Stored records:
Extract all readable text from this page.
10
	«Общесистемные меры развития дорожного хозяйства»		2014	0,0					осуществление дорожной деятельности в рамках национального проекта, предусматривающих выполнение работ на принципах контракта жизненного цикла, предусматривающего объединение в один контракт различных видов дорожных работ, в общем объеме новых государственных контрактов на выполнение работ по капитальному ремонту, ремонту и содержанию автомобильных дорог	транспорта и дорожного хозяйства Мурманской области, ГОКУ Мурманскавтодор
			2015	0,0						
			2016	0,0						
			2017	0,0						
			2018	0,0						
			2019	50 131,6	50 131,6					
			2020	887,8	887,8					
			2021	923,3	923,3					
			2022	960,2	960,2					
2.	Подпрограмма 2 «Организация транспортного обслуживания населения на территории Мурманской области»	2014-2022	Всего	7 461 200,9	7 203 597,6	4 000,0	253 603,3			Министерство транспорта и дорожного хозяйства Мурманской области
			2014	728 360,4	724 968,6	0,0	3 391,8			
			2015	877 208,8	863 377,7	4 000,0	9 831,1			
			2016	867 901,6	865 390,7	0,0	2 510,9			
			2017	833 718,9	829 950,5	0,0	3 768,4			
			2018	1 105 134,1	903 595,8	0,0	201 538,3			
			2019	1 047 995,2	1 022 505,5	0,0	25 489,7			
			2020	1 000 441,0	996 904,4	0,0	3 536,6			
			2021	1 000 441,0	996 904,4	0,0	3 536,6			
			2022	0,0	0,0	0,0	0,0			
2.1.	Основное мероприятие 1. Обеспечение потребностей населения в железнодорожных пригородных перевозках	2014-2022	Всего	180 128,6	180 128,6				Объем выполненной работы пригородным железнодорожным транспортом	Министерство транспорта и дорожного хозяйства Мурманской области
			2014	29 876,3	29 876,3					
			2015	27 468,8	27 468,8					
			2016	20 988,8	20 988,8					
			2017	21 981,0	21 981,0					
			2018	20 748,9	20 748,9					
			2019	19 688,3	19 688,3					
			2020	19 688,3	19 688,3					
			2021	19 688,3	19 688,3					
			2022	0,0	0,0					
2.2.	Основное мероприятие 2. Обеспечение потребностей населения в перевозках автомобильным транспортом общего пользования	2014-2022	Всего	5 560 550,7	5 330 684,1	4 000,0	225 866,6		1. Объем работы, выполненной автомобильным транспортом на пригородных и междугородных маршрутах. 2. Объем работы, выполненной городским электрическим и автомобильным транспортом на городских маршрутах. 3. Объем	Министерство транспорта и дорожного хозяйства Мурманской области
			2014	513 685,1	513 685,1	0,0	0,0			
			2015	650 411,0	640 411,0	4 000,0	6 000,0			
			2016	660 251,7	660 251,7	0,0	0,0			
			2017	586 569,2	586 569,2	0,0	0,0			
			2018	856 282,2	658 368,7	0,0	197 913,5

▶ Task details: Please reproduce all of the entries exactly as they stand.

▶ Finished exercise:
Extract all readable text from this page.
10
	«Общесистемные меры развития дорожного хозяйства»		2014	0,0					осуществление дорожной деятельности в рамках национального проекта, предусматривающих выполнение работ на принципах контракта жизненного цикла, предусматривающего объединение в один контракт различных видов дорожных работ, в общем объеме новых государственных контрактов на выполнение работ по капитальному ремонту, ремонту и содержанию автомобильных дорог	транспорта и дорожного хозяйства Мурманской области, ГОКУ Мурманскавтодор
			2015	0,0						
			2016	0,0						
			2017	0,0						
			2018	0,0						
			2019	50 131,6	50 131,6					
			2020	887,8	887,8					
			2021	923,3	923,3					
			2022	960,2	960,2					
2.	Подпрограмма 2 «Организация транспортного обслуживания населения на территории Мурманской области»	2014-2022	Всего	7 461 200,9	7 203 597,6	4 000,0	253 603,3			Министерство транспорта и дорожного хозяйства Мурманской области
			2014	728 360,4	724 968,6	0,0	3 391,8			
			2015	877 208,8	863 377,7	4 000,0	9 831,1			
			2016	867 901,6	865 390,7	0,0	2 510,9			
			2017	833 718,9	829 950,5	0,0	3 768,4			
			2018	1 105 134,1	903 595,8	0,0	201 538,3			
			2019	1 047 995,2	1 022 505,5	0,0	25 489,7			
			2020	1 000 441,0	996 904,4	0,0	3 536,6			
			2021	1 000 441,0	996 904,4	0,0	3 536,6			
			2022	0,0	0,0	0,0	0,0			
2.1.	Основное мероприятие 1. Обеспечение потребностей населения в железнодорожных пригородных перевозках	2014-2022	Всего	180 128,6	180 128,6				Объем выполненной работы пригородным железнодорожным транспортом	Министерство транспорта и дорожного хозяйства Мурманской области
			2014	29 876,3	29 876,3					
			2015	27 468,8	27 468,8					
			2016	20 988,8	20 988,8					
			2017	21 981,0	21 981,0					
			2018	20 748,9	20 748,9					
			2019	19 688,3	19 688,3					
			2020	19 688,3	19 688,3					
			2021	19 688,3	19 688,3					
			2022	0,0	0,0					
2.2.	Основное мероприятие 2. Обеспечение потребностей населения в перевозках автомобильным транспортом общего пользования	2014-2022	Всего	5 560 550,7	5 330 684,1	4 000,0	225 866,6		1. Объем работы, выполненной автомобильным транспортом на пригородных и междугородных маршрутах. 2. Объем работы, выполненной городским электрическим и автомобильным транспортом на городских маршрутах. 3. Объем	Министерство транспорта и дорожного хозяйства Мурманской области
			2014	513 685,1	513 685,1	0,0	0,0			
			2015	650 411,0	640 411,0	4 000,0	6 000,0			
			2016	660 251,7	660 251,7	0,0	0,0			
			2017	586 569,2	586 569,2	0,0	0,0			
			2018	856 282,2	658 368,7	0,0	197 913,5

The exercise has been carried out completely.